[Stored items from a collection]
==============================
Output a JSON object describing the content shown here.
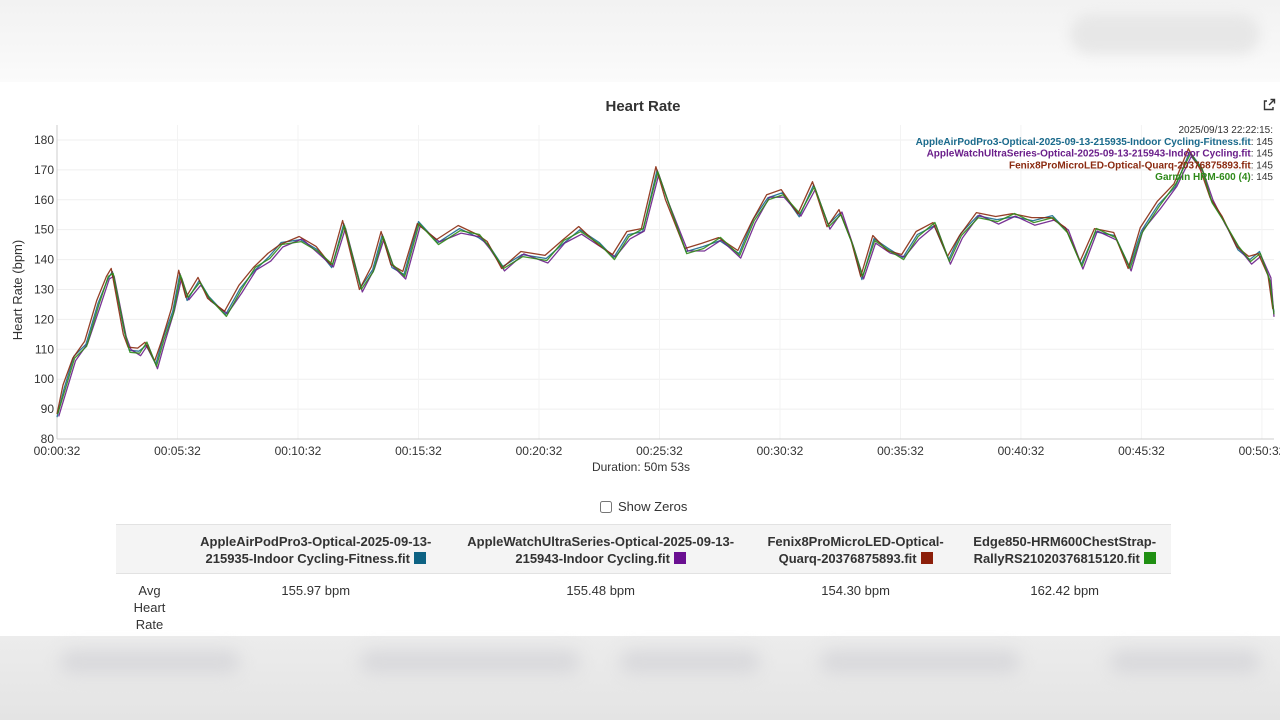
{
  "chart_data": {
    "type": "line",
    "title": "Heart Rate",
    "xlabel": "Duration: 50m 53s",
    "ylabel": "Heart Rate (bpm)",
    "ylim": [
      80,
      185
    ],
    "xlim": [
      0.5,
      51
    ],
    "x_unit": "minutes",
    "yticks": [
      80,
      90,
      100,
      110,
      120,
      130,
      140,
      150,
      160,
      170,
      180
    ],
    "xtick_labels": [
      "00:00:32",
      "00:05:32",
      "00:10:32",
      "00:15:32",
      "00:20:32",
      "00:25:32",
      "00:30:32",
      "00:35:32",
      "00:40:32",
      "00:45:32",
      "00:50:32"
    ],
    "grid": true,
    "legend": "top-right",
    "tooltip": {
      "timestamp": "2025/09/13 22:22:15:",
      "entries": [
        {
          "label": "AppleAirPodPro3-Optical-2025-09-13-215935-Indoor Cycling-Fitness.fit",
          "value": ": 145",
          "color": "#1a6a8c"
        },
        {
          "label": "AppleWatchUltraSeries-Optical-2025-09-13-215943-Indoor Cycling.fit",
          "value": ": 145",
          "color": "#6a1e8a"
        },
        {
          "label": "Fenix8ProMicroLED-Optical-Quarq-20376875893.fit",
          "value": ": 145",
          "color": "#8a2a10"
        },
        {
          "label": "Garmin HRM-600 (4)",
          "value": ": 145",
          "color": "#2f8a1a"
        }
      ]
    },
    "series": [
      {
        "name": "AppleAirPodPro3-Optical-2025-09-13-215935-Indoor Cycling-Fitness.fit",
        "color": "#1a6a8c"
      },
      {
        "name": "AppleWatchUltraSeries-Optical-2025-09-13-215943-Indoor Cycling.fit",
        "color": "#6a1e8a"
      },
      {
        "name": "Fenix8ProMicroLED-Optical-Quarq-20376875893.fit",
        "color": "#8a2a10"
      },
      {
        "name": "Garmin HRM-600 (4)",
        "color": "#2f8a1a"
      }
    ],
    "x": [
      0.5,
      0.8,
      1.2,
      1.7,
      2.2,
      2.6,
      2.8,
      3.3,
      3.5,
      3.9,
      4.2,
      4.6,
      4.9,
      5.3,
      5.6,
      5.9,
      6.4,
      6.8,
      7.5,
      8.1,
      8.7,
      9.3,
      9.8,
      10.6,
      11.3,
      11.9,
      12.4,
      13.1,
      13.6,
      14.0,
      14.4,
      14.9,
      15.5,
      16.3,
      17.2,
      18.0,
      18.4,
      19.0,
      19.8,
      20.8,
      21.5,
      22.2,
      23.0,
      23.6,
      24.2,
      24.8,
      25.4,
      25.8,
      26.6,
      27.3,
      28.0,
      28.8,
      29.4,
      30.0,
      30.6,
      31.3,
      31.9,
      32.5,
      33.0,
      33.5,
      33.9,
      34.4,
      35.0,
      35.6,
      36.2,
      36.9,
      37.5,
      38.0,
      38.7,
      39.5,
      40.2,
      41.0,
      41.8,
      42.4,
      43.0,
      43.6,
      44.4,
      45.0,
      45.5,
      46.2,
      46.9,
      47.5,
      48.0,
      48.4,
      48.9,
      49.5,
      50.0,
      50.4,
      50.8,
      51.0
    ],
    "values": [
      88,
      97,
      107,
      112,
      125,
      134,
      136,
      115,
      110,
      109,
      112,
      105,
      113,
      123,
      135,
      127,
      133,
      127,
      122,
      130,
      137,
      141,
      145,
      147,
      143,
      138,
      152,
      130,
      137,
      148,
      138,
      135,
      152,
      146,
      150,
      148,
      145,
      137,
      142,
      140,
      146,
      150,
      145,
      141,
      148,
      150,
      170,
      160,
      143,
      144,
      147,
      142,
      153,
      161,
      162,
      155,
      165,
      151,
      156,
      145,
      134,
      147,
      143,
      141,
      148,
      152,
      140,
      148,
      155,
      153,
      155,
      153,
      154,
      150,
      138,
      150,
      148,
      137,
      150,
      158,
      165,
      176,
      170,
      160,
      153,
      144,
      140,
      142,
      134,
      122
    ]
  },
  "controls": {
    "show_zeros_label": "Show Zeros"
  },
  "table": {
    "row_label_line1": "Avg",
    "row_label_line2": "Heart",
    "row_label_line3": "Rate",
    "columns": [
      {
        "line1": "AppleAirPodPro3-Optical-2025-09-13-",
        "line2": "215935-Indoor Cycling-Fitness.fit",
        "color": "#0d6283",
        "value": "155.97 bpm"
      },
      {
        "line1": "AppleWatchUltraSeries-Optical-2025-09-13-",
        "line2": "215943-Indoor Cycling.fit",
        "color": "#6a0f91",
        "value": "155.48 bpm"
      },
      {
        "line1": "Fenix8ProMicroLED-Optical-",
        "line2": "Quarq-20376875893.fit",
        "color": "#8c1f0a",
        "value": "154.30 bpm"
      },
      {
        "line1": "Edge850-HRM600ChestStrap-",
        "line2": "RallyRS21020376815120.fit",
        "color": "#1f8f12",
        "value": "162.42 bpm"
      }
    ]
  }
}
==============================
— Exercise task —
Please repeat the entries exactly. Do not include the pictures.

— Output of the task —
Output a JSON object describing the content shown here.
{
  "chart_data": {
    "type": "line",
    "title": "Heart Rate",
    "xlabel": "Duration: 50m 53s",
    "ylabel": "Heart Rate (bpm)",
    "ylim": [
      80,
      185
    ],
    "xlim": [
      0.5,
      51
    ],
    "x_unit": "minutes",
    "yticks": [
      80,
      90,
      100,
      110,
      120,
      130,
      140,
      150,
      160,
      170,
      180
    ],
    "xtick_labels": [
      "00:00:32",
      "00:05:32",
      "00:10:32",
      "00:15:32",
      "00:20:32",
      "00:25:32",
      "00:30:32",
      "00:35:32",
      "00:40:32",
      "00:45:32",
      "00:50:32"
    ],
    "grid": true,
    "legend": "top-right",
    "tooltip": {
      "timestamp": "2025/09/13 22:22:15:",
      "entries": [
        {
          "label": "AppleAirPodPro3-Optical-2025-09-13-215935-Indoor Cycling-Fitness.fit",
          "value": ": 145",
          "color": "#1a6a8c"
        },
        {
          "label": "AppleWatchUltraSeries-Optical-2025-09-13-215943-Indoor Cycling.fit",
          "value": ": 145",
          "color": "#6a1e8a"
        },
        {
          "label": "Fenix8ProMicroLED-Optical-Quarq-20376875893.fit",
          "value": ": 145",
          "color": "#8a2a10"
        },
        {
          "label": "Garmin HRM-600 (4)",
          "value": ": 145",
          "color": "#2f8a1a"
        }
      ]
    },
    "series": [
      {
        "name": "AppleAirPodPro3-Optical-2025-09-13-215935-Indoor Cycling-Fitness.fit",
        "color": "#1a6a8c"
      },
      {
        "name": "AppleWatchUltraSeries-Optical-2025-09-13-215943-Indoor Cycling.fit",
        "color": "#6a1e8a"
      },
      {
        "name": "Fenix8ProMicroLED-Optical-Quarq-20376875893.fit",
        "color": "#8a2a10"
      },
      {
        "name": "Garmin HRM-600 (4)",
        "color": "#2f8a1a"
      }
    ],
    "x": [
      0.5,
      0.8,
      1.2,
      1.7,
      2.2,
      2.6,
      2.8,
      3.3,
      3.5,
      3.9,
      4.2,
      4.6,
      4.9,
      5.3,
      5.6,
      5.9,
      6.4,
      6.8,
      7.5,
      8.1,
      8.7,
      9.3,
      9.8,
      10.6,
      11.3,
      11.9,
      12.4,
      13.1,
      13.6,
      14.0,
      14.4,
      14.9,
      15.5,
      16.3,
      17.2,
      18.0,
      18.4,
      19.0,
      19.8,
      20.8,
      21.5,
      22.2,
      23.0,
      23.6,
      24.2,
      24.8,
      25.4,
      25.8,
      26.6,
      27.3,
      28.0,
      28.8,
      29.4,
      30.0,
      30.6,
      31.3,
      31.9,
      32.5,
      33.0,
      33.5,
      33.9,
      34.4,
      35.0,
      35.6,
      36.2,
      36.9,
      37.5,
      38.0,
      38.7,
      39.5,
      40.2,
      41.0,
      41.8,
      42.4,
      43.0,
      43.6,
      44.4,
      45.0,
      45.5,
      46.2,
      46.9,
      47.5,
      48.0,
      48.4,
      48.9,
      49.5,
      50.0,
      50.4,
      50.8,
      51.0
    ],
    "values": [
      88,
      97,
      107,
      112,
      125,
      134,
      136,
      115,
      110,
      109,
      112,
      105,
      113,
      123,
      135,
      127,
      133,
      127,
      122,
      130,
      137,
      141,
      145,
      147,
      143,
      138,
      152,
      130,
      137,
      148,
      138,
      135,
      152,
      146,
      150,
      148,
      145,
      137,
      142,
      140,
      146,
      150,
      145,
      141,
      148,
      150,
      170,
      160,
      143,
      144,
      147,
      142,
      153,
      161,
      162,
      155,
      165,
      151,
      156,
      145,
      134,
      147,
      143,
      141,
      148,
      152,
      140,
      148,
      155,
      153,
      155,
      153,
      154,
      150,
      138,
      150,
      148,
      137,
      150,
      158,
      165,
      176,
      170,
      160,
      153,
      144,
      140,
      142,
      134,
      122
    ]
  },
  "controls": {
    "show_zeros_label": "Show Zeros"
  },
  "table": {
    "row_label_line1": "Avg",
    "row_label_line2": "Heart",
    "row_label_line3": "Rate",
    "columns": [
      {
        "line1": "AppleAirPodPro3-Optical-2025-09-13-",
        "line2": "215935-Indoor Cycling-Fitness.fit",
        "color": "#0d6283",
        "value": "155.97 bpm"
      },
      {
        "line1": "AppleWatchUltraSeries-Optical-2025-09-13-",
        "line2": "215943-Indoor Cycling.fit",
        "color": "#6a0f91",
        "value": "155.48 bpm"
      },
      {
        "line1": "Fenix8ProMicroLED-Optical-",
        "line2": "Quarq-20376875893.fit",
        "color": "#8c1f0a",
        "value": "154.30 bpm"
      },
      {
        "line1": "Edge850-HRM600ChestStrap-",
        "line2": "RallyRS21020376815120.fit",
        "color": "#1f8f12",
        "value": "162.42 bpm"
      }
    ]
  }
}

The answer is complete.